[What to do]: Give back every line exactly as it appears, pictures excluded.
*-*-*
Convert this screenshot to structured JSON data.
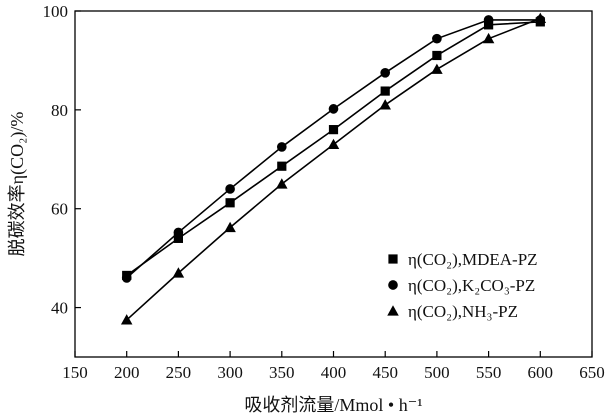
{
  "chart_data": {
    "type": "line",
    "xlabel": "吸收剂流量/Mmol • h⁻¹",
    "ylabel": "脱碳效率η(CO₂)/%",
    "xlim": [
      150,
      650
    ],
    "ylim": [
      30,
      100
    ],
    "xticks": [
      150,
      200,
      250,
      300,
      350,
      400,
      450,
      500,
      550,
      600,
      650
    ],
    "yticks": [
      40,
      60,
      80,
      100
    ],
    "grid": false,
    "legend_position": "bottom-right",
    "x": [
      200,
      250,
      300,
      350,
      400,
      450,
      500,
      550,
      600
    ],
    "series": [
      {
        "name": "η(CO₂),MDEA-PZ",
        "marker": "square",
        "values": [
          46.5,
          54,
          61.2,
          68.6,
          76,
          83.8,
          91,
          97.2,
          97.8
        ]
      },
      {
        "name": "η(CO₂),K₂CO₃-PZ",
        "marker": "circle",
        "values": [
          46,
          55.2,
          64,
          72.5,
          80.2,
          87.5,
          94.4,
          98.2,
          98.2
        ]
      },
      {
        "name": "η(CO₂),NH₃-PZ",
        "marker": "triangle",
        "values": [
          37.5,
          47,
          56.2,
          65,
          73,
          81,
          88.2,
          94.4,
          98.5
        ]
      }
    ],
    "colors": {
      "line": "#000000",
      "axis": "#000000"
    }
  }
}
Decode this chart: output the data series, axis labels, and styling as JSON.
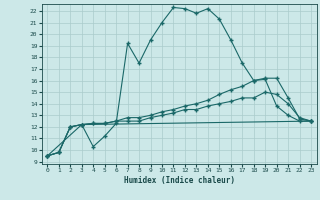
{
  "xlabel": "Humidex (Indice chaleur)",
  "ylabel": "",
  "bg_color": "#cce8e8",
  "line_color": "#1a6868",
  "grid_color": "#aacccc",
  "xlim": [
    -0.5,
    23.5
  ],
  "ylim": [
    8.8,
    22.6
  ],
  "xticks": [
    0,
    1,
    2,
    3,
    4,
    5,
    6,
    7,
    8,
    9,
    10,
    11,
    12,
    13,
    14,
    15,
    16,
    17,
    18,
    19,
    20,
    21,
    22,
    23
  ],
  "yticks": [
    9,
    10,
    11,
    12,
    13,
    14,
    15,
    16,
    17,
    18,
    19,
    20,
    21,
    22
  ],
  "series": [
    {
      "x": [
        0,
        1,
        2,
        3,
        4,
        5,
        6,
        7,
        8,
        9,
        10,
        11,
        12,
        13,
        14,
        15,
        16,
        17,
        18,
        19,
        20,
        21,
        22,
        23
      ],
      "y": [
        9.5,
        9.8,
        12.0,
        12.2,
        10.3,
        11.2,
        12.3,
        19.2,
        17.5,
        19.5,
        21.0,
        22.3,
        22.2,
        21.8,
        22.2,
        21.3,
        19.5,
        17.5,
        16.0,
        16.1,
        13.8,
        13.0,
        12.5,
        12.5
      ]
    },
    {
      "x": [
        0,
        1,
        2,
        3,
        4,
        5,
        6,
        7,
        8,
        9,
        10,
        11,
        12,
        13,
        14,
        15,
        16,
        17,
        18,
        19,
        20,
        21,
        22,
        23
      ],
      "y": [
        9.5,
        9.8,
        12.0,
        12.2,
        12.3,
        12.3,
        12.5,
        12.8,
        12.8,
        13.0,
        13.3,
        13.5,
        13.8,
        14.0,
        14.3,
        14.8,
        15.2,
        15.5,
        16.0,
        16.2,
        16.2,
        14.5,
        12.7,
        12.5
      ]
    },
    {
      "x": [
        0,
        1,
        2,
        3,
        4,
        5,
        6,
        7,
        8,
        9,
        10,
        11,
        12,
        13,
        14,
        15,
        16,
        17,
        18,
        19,
        20,
        21,
        22,
        23
      ],
      "y": [
        9.5,
        9.8,
        12.0,
        12.2,
        12.3,
        12.3,
        12.5,
        12.5,
        12.5,
        12.8,
        13.0,
        13.2,
        13.5,
        13.5,
        13.8,
        14.0,
        14.2,
        14.5,
        14.5,
        15.0,
        14.8,
        14.0,
        12.8,
        12.5
      ]
    },
    {
      "x": [
        0,
        3,
        23
      ],
      "y": [
        9.5,
        12.2,
        12.5
      ]
    }
  ]
}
*-*-*
[Worked answer]:
Convert this screenshot to structured JSON data.
{
  "chart_data": {
    "type": "line",
    "xlabel": "吸收剂流量/Mmol • h⁻¹",
    "ylabel": "脱碳效率η(CO₂)/%",
    "xlim": [
      150,
      650
    ],
    "ylim": [
      30,
      100
    ],
    "xticks": [
      150,
      200,
      250,
      300,
      350,
      400,
      450,
      500,
      550,
      600,
      650
    ],
    "yticks": [
      40,
      60,
      80,
      100
    ],
    "grid": false,
    "legend_position": "bottom-right",
    "x": [
      200,
      250,
      300,
      350,
      400,
      450,
      500,
      550,
      600
    ],
    "series": [
      {
        "name": "η(CO₂),MDEA-PZ",
        "marker": "square",
        "values": [
          46.5,
          54,
          61.2,
          68.6,
          76,
          83.8,
          91,
          97.2,
          97.8
        ]
      },
      {
        "name": "η(CO₂),K₂CO₃-PZ",
        "marker": "circle",
        "values": [
          46,
          55.2,
          64,
          72.5,
          80.2,
          87.5,
          94.4,
          98.2,
          98.2
        ]
      },
      {
        "name": "η(CO₂),NH₃-PZ",
        "marker": "triangle",
        "values": [
          37.5,
          47,
          56.2,
          65,
          73,
          81,
          88.2,
          94.4,
          98.5
        ]
      }
    ],
    "colors": {
      "line": "#000000",
      "axis": "#000000"
    }
  }
}
Decode this chart: output the data series, axis labels, and styling as JSON.
{
  "xlabel": "Humidex (Indice chaleur)",
  "ylabel": "",
  "bg_color": "#cce8e8",
  "line_color": "#1a6868",
  "grid_color": "#aacccc",
  "xlim": [
    -0.5,
    23.5
  ],
  "ylim": [
    8.8,
    22.6
  ],
  "xticks": [
    0,
    1,
    2,
    3,
    4,
    5,
    6,
    7,
    8,
    9,
    10,
    11,
    12,
    13,
    14,
    15,
    16,
    17,
    18,
    19,
    20,
    21,
    22,
    23
  ],
  "yticks": [
    9,
    10,
    11,
    12,
    13,
    14,
    15,
    16,
    17,
    18,
    19,
    20,
    21,
    22
  ],
  "series": [
    {
      "x": [
        0,
        1,
        2,
        3,
        4,
        5,
        6,
        7,
        8,
        9,
        10,
        11,
        12,
        13,
        14,
        15,
        16,
        17,
        18,
        19,
        20,
        21,
        22,
        23
      ],
      "y": [
        9.5,
        9.8,
        12.0,
        12.2,
        10.3,
        11.2,
        12.3,
        19.2,
        17.5,
        19.5,
        21.0,
        22.3,
        22.2,
        21.8,
        22.2,
        21.3,
        19.5,
        17.5,
        16.0,
        16.1,
        13.8,
        13.0,
        12.5,
        12.5
      ]
    },
    {
      "x": [
        0,
        1,
        2,
        3,
        4,
        5,
        6,
        7,
        8,
        9,
        10,
        11,
        12,
        13,
        14,
        15,
        16,
        17,
        18,
        19,
        20,
        21,
        22,
        23
      ],
      "y": [
        9.5,
        9.8,
        12.0,
        12.2,
        12.3,
        12.3,
        12.5,
        12.8,
        12.8,
        13.0,
        13.3,
        13.5,
        13.8,
        14.0,
        14.3,
        14.8,
        15.2,
        15.5,
        16.0,
        16.2,
        16.2,
        14.5,
        12.7,
        12.5
      ]
    },
    {
      "x": [
        0,
        1,
        2,
        3,
        4,
        5,
        6,
        7,
        8,
        9,
        10,
        11,
        12,
        13,
        14,
        15,
        16,
        17,
        18,
        19,
        20,
        21,
        22,
        23
      ],
      "y": [
        9.5,
        9.8,
        12.0,
        12.2,
        12.3,
        12.3,
        12.5,
        12.5,
        12.5,
        12.8,
        13.0,
        13.2,
        13.5,
        13.5,
        13.8,
        14.0,
        14.2,
        14.5,
        14.5,
        15.0,
        14.8,
        14.0,
        12.8,
        12.5
      ]
    },
    {
      "x": [
        0,
        3,
        23
      ],
      "y": [
        9.5,
        12.2,
        12.5
      ]
    }
  ]
}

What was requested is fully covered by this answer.